Exercise requirements: Can you copy down each of the records below word for word, leaving nothing out and changing nothing?

Input material:
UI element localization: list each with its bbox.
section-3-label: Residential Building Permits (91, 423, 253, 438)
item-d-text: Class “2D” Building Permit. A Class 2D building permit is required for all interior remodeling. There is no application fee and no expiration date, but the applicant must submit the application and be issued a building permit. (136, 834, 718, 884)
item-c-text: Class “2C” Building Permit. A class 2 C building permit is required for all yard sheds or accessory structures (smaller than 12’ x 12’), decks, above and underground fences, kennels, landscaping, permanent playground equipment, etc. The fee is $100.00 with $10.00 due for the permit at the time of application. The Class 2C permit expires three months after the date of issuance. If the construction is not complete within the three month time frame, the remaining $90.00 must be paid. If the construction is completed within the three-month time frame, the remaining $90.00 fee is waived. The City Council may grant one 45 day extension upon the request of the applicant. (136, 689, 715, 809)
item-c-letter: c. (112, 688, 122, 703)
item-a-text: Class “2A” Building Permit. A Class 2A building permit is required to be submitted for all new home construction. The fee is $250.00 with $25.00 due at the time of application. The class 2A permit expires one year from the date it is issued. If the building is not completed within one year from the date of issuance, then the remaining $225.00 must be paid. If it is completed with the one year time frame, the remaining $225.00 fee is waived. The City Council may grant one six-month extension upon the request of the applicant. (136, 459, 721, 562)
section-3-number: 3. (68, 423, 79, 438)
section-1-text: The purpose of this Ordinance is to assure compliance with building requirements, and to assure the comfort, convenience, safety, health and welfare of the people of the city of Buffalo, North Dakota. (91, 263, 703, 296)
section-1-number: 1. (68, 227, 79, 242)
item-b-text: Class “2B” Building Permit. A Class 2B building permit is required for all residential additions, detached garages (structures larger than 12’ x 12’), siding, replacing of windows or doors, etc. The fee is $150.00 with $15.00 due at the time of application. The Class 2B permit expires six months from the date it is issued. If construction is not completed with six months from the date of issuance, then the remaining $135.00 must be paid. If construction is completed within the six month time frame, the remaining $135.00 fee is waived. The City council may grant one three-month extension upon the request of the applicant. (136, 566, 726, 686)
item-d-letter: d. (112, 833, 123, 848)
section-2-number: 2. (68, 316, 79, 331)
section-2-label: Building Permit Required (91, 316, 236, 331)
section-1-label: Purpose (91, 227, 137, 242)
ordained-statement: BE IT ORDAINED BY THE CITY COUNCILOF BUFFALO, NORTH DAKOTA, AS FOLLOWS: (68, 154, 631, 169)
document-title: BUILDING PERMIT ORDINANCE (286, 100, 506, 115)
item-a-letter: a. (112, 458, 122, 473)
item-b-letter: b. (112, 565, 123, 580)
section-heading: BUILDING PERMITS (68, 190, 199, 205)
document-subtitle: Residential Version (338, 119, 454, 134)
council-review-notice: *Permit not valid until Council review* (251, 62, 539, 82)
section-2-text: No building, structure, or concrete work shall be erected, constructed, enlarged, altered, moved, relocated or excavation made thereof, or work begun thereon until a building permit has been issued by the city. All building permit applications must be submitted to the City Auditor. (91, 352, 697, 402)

Reply:
UI element localization: list each with its bbox.
section-3-label: Residential Building Permits (91, 423, 253, 438)
item-d-text: Class “2D” Building Permit. A Class 2D building permit is required for all interior remodeling. There is no application fee and no expiration date, but the applicant must submit the application and be issued a building permit. (136, 834, 718, 884)
item-c-text: Class “2C” Building Permit. A class 2 C building permit is required for all yard sheds or accessory structures (smaller than 12’ x 12’), decks, above and underground fences, kennels, landscaping, permanent playground equipment, etc. The fee is $100.00 with $10.00 due for the permit at the time of application. The Class 2C permit expires three months after the date of issuance. If the construction is not complete within the three month time frame, the remaining $90.00 must be paid. If the construction is completed within the three-month time frame, the remaining $90.00 fee is waived. The City Council may grant one 45 day extension upon the request of the applicant. (136, 689, 715, 809)
item-c-letter: c. (112, 688, 122, 703)
item-a-text: Class “2A” Building Permit. A Class 2A building permit is required to be submitted for all new home construction. The fee is $250.00 with $25.00 due at the time of application. The class 2A permit expires one year from the date it is issued. If the building is not completed within one year from the date of issuance, then the remaining $225.00 must be paid. If it is completed with the one year time frame, the remaining $225.00 fee is waived. The City Council may grant one six-month extension upon the request of the applicant. (136, 459, 721, 562)
section-3-number: 3. (68, 423, 79, 438)
section-1-text: The purpose of this Ordinance is to assure compliance with building requirements, and to assure the comfort, convenience, safety, health and welfare of the people of the city of Buffalo, North Dakota. (91, 263, 703, 296)
section-1-number: 1. (68, 227, 79, 242)
item-b-text: Class “2B” Building Permit. A Class 2B building permit is required for all residential additions, detached garages (structures larger than 12’ x 12’), siding, replacing of windows or doors, etc. The fee is $150.00 with $15.00 due at the time of application. The Class 2B permit expires six months from the date it is issued. If construction is not completed with six months from the date of issuance, then the remaining $135.00 must be paid. If construction is completed within the six month time frame, the remaining $135.00 fee is waived. The City council may grant one three-month extension upon the request of the applicant. (136, 566, 726, 686)
item-d-letter: d. (112, 833, 123, 848)
section-2-number: 2. (68, 316, 79, 331)
section-2-label: Building Permit Required (91, 316, 236, 331)
section-1-label: Purpose (91, 227, 137, 242)
ordained-statement: BE IT ORDAINED BY THE CITY COUNCILOF BUFFALO, NORTH DAKOTA, AS FOLLOWS: (68, 154, 631, 169)
document-title: BUILDING PERMIT ORDINANCE (286, 100, 506, 115)
item-a-letter: a. (112, 458, 122, 473)
item-b-letter: b. (112, 565, 123, 580)
section-heading: BUILDING PERMITS (68, 190, 199, 205)
document-subtitle: Residential Version (338, 119, 454, 134)
council-review-notice: *Permit not valid until Council review* (251, 62, 539, 82)
section-2-text: No building, structure, or concrete work shall be erected, constructed, enlarged, altered, moved, relocated or excavation made thereof, or work begun thereon until a building permit has been issued by the city. All building permit applications must be submitted to the City Auditor. (91, 352, 697, 402)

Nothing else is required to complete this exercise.